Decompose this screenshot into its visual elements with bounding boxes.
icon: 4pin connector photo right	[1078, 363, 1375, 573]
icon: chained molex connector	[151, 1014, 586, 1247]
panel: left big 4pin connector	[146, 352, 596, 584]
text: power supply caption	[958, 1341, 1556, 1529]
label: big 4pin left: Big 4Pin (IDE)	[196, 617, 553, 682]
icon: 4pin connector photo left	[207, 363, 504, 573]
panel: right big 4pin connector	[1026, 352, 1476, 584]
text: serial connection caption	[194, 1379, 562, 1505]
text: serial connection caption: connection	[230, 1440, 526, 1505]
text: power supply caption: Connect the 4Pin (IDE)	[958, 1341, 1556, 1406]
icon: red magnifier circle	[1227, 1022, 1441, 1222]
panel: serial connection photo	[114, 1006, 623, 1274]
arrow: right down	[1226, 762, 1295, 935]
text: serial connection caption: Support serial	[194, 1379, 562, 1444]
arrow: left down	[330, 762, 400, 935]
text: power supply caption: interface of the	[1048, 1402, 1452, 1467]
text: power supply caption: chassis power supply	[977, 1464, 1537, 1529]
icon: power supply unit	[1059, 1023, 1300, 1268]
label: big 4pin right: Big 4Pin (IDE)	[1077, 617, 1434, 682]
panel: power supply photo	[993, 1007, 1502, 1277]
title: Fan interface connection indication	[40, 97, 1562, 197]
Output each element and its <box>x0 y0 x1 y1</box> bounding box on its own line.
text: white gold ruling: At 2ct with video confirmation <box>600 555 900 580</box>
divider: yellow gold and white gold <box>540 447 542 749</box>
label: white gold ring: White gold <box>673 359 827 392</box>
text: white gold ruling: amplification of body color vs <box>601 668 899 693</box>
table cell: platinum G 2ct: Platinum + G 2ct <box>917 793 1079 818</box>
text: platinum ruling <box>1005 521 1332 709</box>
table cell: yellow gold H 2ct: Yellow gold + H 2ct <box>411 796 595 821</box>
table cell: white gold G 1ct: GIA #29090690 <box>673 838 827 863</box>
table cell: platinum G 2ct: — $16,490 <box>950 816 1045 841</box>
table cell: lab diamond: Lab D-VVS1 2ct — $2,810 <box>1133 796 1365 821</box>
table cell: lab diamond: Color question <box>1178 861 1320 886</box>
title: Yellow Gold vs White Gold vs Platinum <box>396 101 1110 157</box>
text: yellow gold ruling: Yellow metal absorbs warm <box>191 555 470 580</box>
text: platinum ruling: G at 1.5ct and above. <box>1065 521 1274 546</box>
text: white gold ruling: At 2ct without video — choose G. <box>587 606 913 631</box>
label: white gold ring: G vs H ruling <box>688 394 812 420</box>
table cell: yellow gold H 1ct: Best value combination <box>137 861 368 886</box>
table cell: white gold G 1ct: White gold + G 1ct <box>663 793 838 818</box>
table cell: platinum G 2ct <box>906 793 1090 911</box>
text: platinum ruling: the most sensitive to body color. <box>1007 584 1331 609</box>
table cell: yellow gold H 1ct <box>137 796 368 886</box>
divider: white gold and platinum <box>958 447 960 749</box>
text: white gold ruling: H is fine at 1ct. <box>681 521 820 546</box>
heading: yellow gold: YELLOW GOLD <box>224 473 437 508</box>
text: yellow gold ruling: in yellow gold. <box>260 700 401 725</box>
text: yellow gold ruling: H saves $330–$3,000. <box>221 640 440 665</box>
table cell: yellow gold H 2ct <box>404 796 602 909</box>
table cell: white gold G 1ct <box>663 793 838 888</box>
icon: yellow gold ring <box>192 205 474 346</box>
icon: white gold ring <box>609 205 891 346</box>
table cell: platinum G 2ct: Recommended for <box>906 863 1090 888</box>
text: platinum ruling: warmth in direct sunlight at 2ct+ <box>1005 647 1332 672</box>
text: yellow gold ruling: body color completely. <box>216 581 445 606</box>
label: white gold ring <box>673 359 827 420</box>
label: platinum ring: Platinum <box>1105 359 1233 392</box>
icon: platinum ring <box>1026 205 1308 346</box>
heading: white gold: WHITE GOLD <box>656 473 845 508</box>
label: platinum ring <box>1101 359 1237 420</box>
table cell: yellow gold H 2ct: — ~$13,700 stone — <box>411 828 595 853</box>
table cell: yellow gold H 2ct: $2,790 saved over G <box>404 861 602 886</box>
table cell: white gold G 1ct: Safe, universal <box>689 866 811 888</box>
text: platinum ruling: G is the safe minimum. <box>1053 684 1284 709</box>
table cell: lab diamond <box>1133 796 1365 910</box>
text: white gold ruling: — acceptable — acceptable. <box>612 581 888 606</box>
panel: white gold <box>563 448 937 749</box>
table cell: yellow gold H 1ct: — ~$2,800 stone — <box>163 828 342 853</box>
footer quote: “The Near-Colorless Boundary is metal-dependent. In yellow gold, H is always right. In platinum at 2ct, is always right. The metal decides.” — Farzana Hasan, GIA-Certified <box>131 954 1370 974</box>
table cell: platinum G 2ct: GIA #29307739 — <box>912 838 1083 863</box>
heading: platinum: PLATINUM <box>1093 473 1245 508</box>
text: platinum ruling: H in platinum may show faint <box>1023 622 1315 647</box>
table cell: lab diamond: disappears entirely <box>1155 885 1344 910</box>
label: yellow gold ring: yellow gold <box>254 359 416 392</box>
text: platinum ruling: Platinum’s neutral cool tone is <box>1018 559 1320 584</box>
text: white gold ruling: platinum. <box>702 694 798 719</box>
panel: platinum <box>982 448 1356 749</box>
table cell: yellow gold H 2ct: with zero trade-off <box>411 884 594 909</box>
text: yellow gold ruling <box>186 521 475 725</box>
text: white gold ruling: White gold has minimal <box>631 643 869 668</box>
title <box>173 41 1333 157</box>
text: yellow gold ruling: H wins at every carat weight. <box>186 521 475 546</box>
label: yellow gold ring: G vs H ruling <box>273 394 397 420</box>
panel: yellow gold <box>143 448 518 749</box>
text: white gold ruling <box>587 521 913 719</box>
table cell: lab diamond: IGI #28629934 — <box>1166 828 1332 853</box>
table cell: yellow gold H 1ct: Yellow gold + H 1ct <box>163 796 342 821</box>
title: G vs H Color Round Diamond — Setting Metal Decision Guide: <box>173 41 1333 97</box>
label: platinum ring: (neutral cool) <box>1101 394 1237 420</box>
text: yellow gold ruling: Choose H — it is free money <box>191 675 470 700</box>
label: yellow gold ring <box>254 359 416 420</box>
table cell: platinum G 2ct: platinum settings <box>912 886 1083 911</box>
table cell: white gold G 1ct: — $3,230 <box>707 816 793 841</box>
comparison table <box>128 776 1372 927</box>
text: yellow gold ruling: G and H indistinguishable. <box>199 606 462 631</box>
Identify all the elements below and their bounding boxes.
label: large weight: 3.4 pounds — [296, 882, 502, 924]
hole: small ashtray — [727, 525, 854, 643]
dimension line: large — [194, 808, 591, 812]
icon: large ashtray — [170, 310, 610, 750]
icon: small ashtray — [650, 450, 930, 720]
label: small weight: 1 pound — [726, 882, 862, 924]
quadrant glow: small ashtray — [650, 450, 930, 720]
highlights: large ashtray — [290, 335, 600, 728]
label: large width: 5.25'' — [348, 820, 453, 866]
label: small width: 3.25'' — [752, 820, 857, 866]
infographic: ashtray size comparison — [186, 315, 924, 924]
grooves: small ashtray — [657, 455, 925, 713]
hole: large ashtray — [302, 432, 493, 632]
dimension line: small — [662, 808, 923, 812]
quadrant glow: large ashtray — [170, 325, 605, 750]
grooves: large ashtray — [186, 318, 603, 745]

________________

WORK TO DO
Copy out the records word for word, from their first line up to and including the line with "table cell: lab diamond: Color".

TASK OUTPUT
Decompose this screenshot into its visual elements with bounding boxes.
icon: 4pin connector photo right	[1078, 363, 1375, 573]
icon: chained molex connector	[151, 1014, 586, 1247]
panel: left big 4pin connector	[146, 352, 596, 584]
text: power supply caption	[958, 1341, 1556, 1529]
label: big 4pin left: Big 4Pin (IDE)	[196, 617, 553, 682]
icon: 4pin connector photo left	[207, 363, 504, 573]
panel: right big 4pin connector	[1026, 352, 1476, 584]
text: serial connection caption	[194, 1379, 562, 1505]
text: serial connection caption: connection	[230, 1440, 526, 1505]
text: power supply caption: Connect the 4Pin (IDE)	[958, 1341, 1556, 1406]
icon: red magnifier circle	[1227, 1022, 1441, 1222]
panel: serial connection photo	[114, 1006, 623, 1274]
arrow: right down	[1226, 762, 1295, 935]
text: serial connection caption: Support serial	[194, 1379, 562, 1444]
arrow: left down	[330, 762, 400, 935]
text: power supply caption: interface of the	[1048, 1402, 1452, 1467]
text: power supply caption: chassis power supply	[977, 1464, 1537, 1529]
icon: power supply unit	[1059, 1023, 1300, 1268]
label: big 4pin right: Big 4Pin (IDE)	[1077, 617, 1434, 682]
panel: power supply photo	[993, 1007, 1502, 1277]
title: Fan interface connection indication	[40, 97, 1562, 197]
Output each element and its <box>x0 y0 x1 y1</box> bounding box on its own line.
text: white gold ruling: At 2ct with video confirmation <box>600 555 900 580</box>
divider: yellow gold and white gold <box>540 447 542 749</box>
label: white gold ring: White gold <box>673 359 827 392</box>
text: white gold ruling: amplification of body color vs <box>601 668 899 693</box>
table cell: platinum G 2ct: Platinum + G 2ct <box>917 793 1079 818</box>
text: platinum ruling <box>1005 521 1332 709</box>
table cell: yellow gold H 2ct: Yellow gold + H 2ct <box>411 796 595 821</box>
table cell: white gold G 1ct: GIA #29090690 <box>673 838 827 863</box>
table cell: platinum G 2ct: — $16,490 <box>950 816 1045 841</box>
table cell: lab diamond: Lab D-VVS1 2ct — $2,810 <box>1133 796 1365 821</box>
table cell: lab diamond: Color question <box>1178 861 1320 886</box>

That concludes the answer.